start Given records
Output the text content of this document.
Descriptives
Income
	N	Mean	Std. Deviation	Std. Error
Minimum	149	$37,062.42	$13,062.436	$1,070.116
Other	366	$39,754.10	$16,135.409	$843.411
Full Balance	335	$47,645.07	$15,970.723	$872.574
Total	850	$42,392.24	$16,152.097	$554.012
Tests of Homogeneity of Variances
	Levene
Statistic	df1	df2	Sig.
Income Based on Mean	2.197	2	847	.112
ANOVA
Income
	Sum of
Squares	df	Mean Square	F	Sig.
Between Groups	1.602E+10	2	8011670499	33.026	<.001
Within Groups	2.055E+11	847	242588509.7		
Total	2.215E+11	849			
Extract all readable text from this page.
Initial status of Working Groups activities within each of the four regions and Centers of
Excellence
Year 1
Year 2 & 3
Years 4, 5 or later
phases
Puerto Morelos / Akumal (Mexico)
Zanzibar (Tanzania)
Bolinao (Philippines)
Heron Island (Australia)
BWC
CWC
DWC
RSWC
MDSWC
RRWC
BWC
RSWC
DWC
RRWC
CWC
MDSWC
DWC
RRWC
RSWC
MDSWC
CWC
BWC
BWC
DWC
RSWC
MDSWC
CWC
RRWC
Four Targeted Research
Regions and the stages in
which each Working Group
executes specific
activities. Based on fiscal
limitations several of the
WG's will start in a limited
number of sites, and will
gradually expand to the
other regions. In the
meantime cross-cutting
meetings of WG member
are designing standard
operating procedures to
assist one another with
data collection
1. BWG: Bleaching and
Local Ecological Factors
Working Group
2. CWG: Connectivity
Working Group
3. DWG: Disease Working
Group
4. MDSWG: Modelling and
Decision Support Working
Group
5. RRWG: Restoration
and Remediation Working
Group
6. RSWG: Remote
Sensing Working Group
end Given records
== Stated exercise ==
Reproduce the entries above exactly.

== Answer for this exercise ==
Output the text content of this document.
Descriptives
Income
	N	Mean	Std. Deviation	Std. Error
Minimum	149	$37,062.42	$13,062.436	$1,070.116
Other	366	$39,754.10	$16,135.409	$843.411
Full Balance	335	$47,645.07	$15,970.723	$872.574
Total	850	$42,392.24	$16,152.097	$554.012
Tests of Homogeneity of Variances
	Levene
Statistic	df1	df2	Sig.
Income Based on Mean	2.197	2	847	.112
ANOVA
Income
	Sum of
Squares	df	Mean Square	F	Sig.
Between Groups	1.602E+10	2	8011670499	33.026	<.001
Within Groups	2.055E+11	847	242588509.7		
Total	2.215E+11	849			
Extract all readable text from this page.
Initial status of Working Groups activities within each of the four regions and Centers of
Excellence
Year 1
Year 2 & 3
Years 4, 5 or later
phases
Puerto Morelos / Akumal (Mexico)
Zanzibar (Tanzania)
Bolinao (Philippines)
Heron Island (Australia)
BWC
CWC
DWC
RSWC
MDSWC
RRWC
BWC
RSWC
DWC
RRWC
CWC
MDSWC
DWC
RRWC
RSWC
MDSWC
CWC
BWC
BWC
DWC
RSWC
MDSWC
CWC
RRWC
Four Targeted Research
Regions and the stages in
which each Working Group
executes specific
activities. Based on fiscal
limitations several of the
WG's will start in a limited
number of sites, and will
gradually expand to the
other regions. In the
meantime cross-cutting
meetings of WG member
are designing standard
operating procedures to
assist one another with
data collection
1. BWG: Bleaching and
Local Ecological Factors
Working Group
2. CWG: Connectivity
Working Group
3. DWG: Disease Working
Group
4. MDSWG: Modelling and
Decision Support Working
Group
5. RRWG: Restoration
and Remediation Working
Group
6. RSWG: Remote
Sensing Working Group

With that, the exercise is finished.